--- Begin ---
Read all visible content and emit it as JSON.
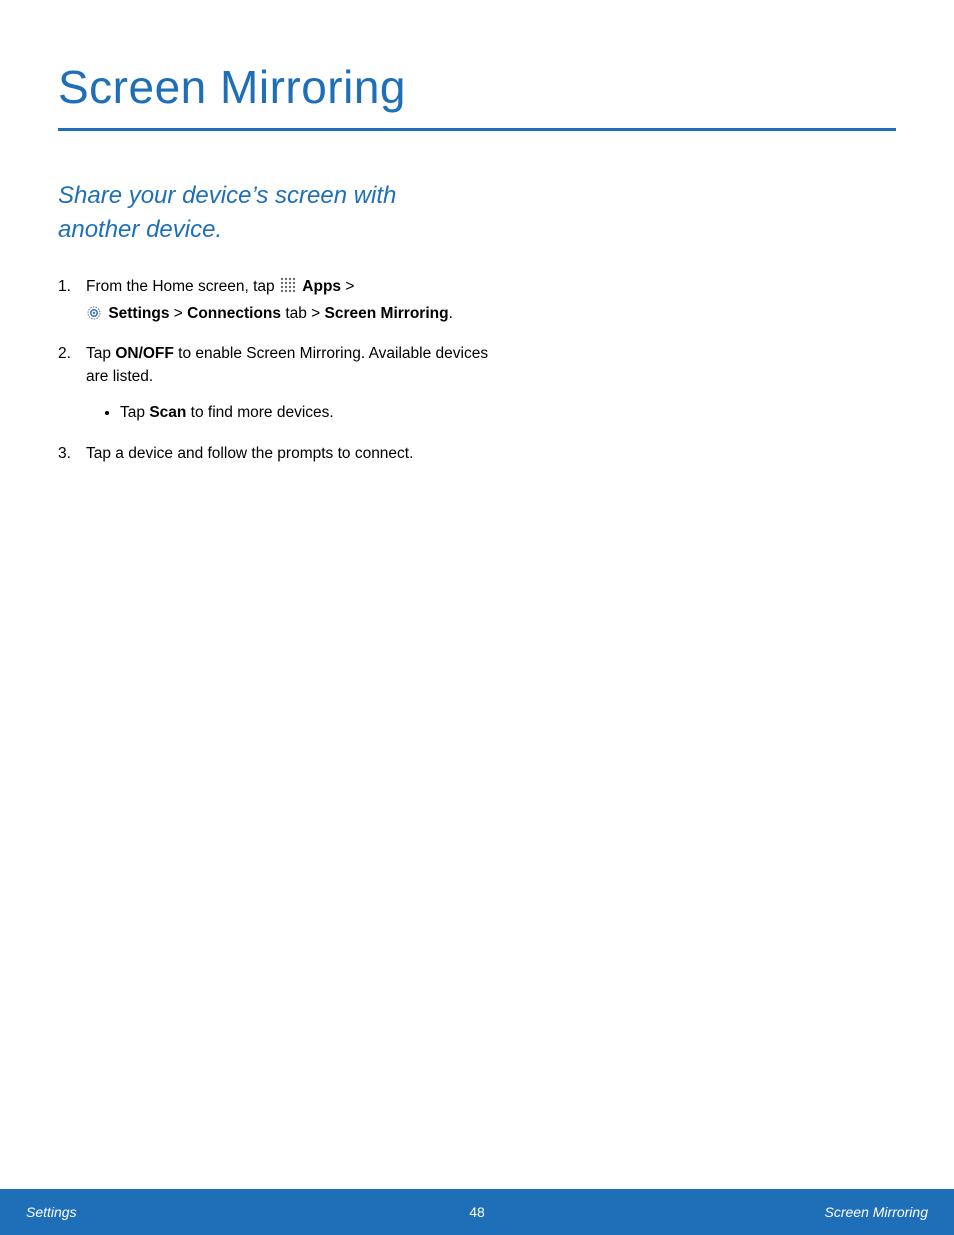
{
  "title": "Screen Mirroring",
  "subtitle": "Share your device’s screen with another device.",
  "steps": {
    "one": {
      "pre_icon": "From the Home screen, tap ",
      "apps": "Apps",
      "after_apps": " > ",
      "settings": "Settings",
      "after_settings": " > ",
      "connections": "Connections",
      "after_connections": " tab > ",
      "screen_mirroring": "Screen Mirroring",
      "end": "."
    },
    "two": {
      "pre": "Tap ",
      "onoff": "ON/OFF",
      "post": " to enable Screen Mirroring. Available devices are listed.",
      "bullet": {
        "pre": "Tap ",
        "scan": "Scan",
        "post": " to find more devices."
      }
    },
    "three": "Tap a device and follow the prompts to connect."
  },
  "footer": {
    "left": "Settings",
    "page": "48",
    "right": "Screen Mirroring"
  }
}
--- End ---
GIVEN PROBLEM: Reproduce the material in its entirety and word for word, without the pictures.

ANSWER TO THE EXERCISE:
Read all visible content and emit it as JSON.
{
  "title": "Screen Mirroring",
  "subtitle": "Share your device’s screen with another device.",
  "steps": {
    "one": {
      "pre_icon": "From the Home screen, tap ",
      "apps": "Apps",
      "after_apps": " > ",
      "settings": "Settings",
      "after_settings": " > ",
      "connections": "Connections",
      "after_connections": " tab > ",
      "screen_mirroring": "Screen Mirroring",
      "end": "."
    },
    "two": {
      "pre": "Tap ",
      "onoff": "ON/OFF",
      "post": " to enable Screen Mirroring. Available devices are listed.",
      "bullet": {
        "pre": "Tap ",
        "scan": "Scan",
        "post": " to find more devices."
      }
    },
    "three": "Tap a device and follow the prompts to connect."
  },
  "footer": {
    "left": "Settings",
    "page": "48",
    "right": "Screen Mirroring"
  }
}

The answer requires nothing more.